Data extracted from a collection

+===+

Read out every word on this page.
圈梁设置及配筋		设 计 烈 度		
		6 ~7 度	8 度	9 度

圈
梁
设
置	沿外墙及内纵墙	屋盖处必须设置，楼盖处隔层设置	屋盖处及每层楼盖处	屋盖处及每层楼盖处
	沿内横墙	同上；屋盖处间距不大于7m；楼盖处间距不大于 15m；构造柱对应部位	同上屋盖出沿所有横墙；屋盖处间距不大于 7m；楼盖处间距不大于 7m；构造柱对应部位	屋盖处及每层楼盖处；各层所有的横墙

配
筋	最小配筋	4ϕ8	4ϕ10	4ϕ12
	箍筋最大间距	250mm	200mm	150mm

+===+

Problem to solve:
Copy out the whole listing, exactly as written.

Finished exercise:
Read out every word on this page.
圈梁设置及配筋		设 计 烈 度		
		6 ~7 度	8 度	9 度

圈
梁
设
置	沿外墙及内纵墙	屋盖处必须设置，楼盖处隔层设置	屋盖处及每层楼盖处	屋盖处及每层楼盖处
	沿内横墙	同上；屋盖处间距不大于7m；楼盖处间距不大于 15m；构造柱对应部位	同上屋盖出沿所有横墙；屋盖处间距不大于 7m；楼盖处间距不大于 7m；构造柱对应部位	屋盖处及每层楼盖处；各层所有的横墙

配
筋	最小配筋	4ϕ8	4ϕ10	4ϕ12
	箍筋最大间距	250mm	200mm	150mm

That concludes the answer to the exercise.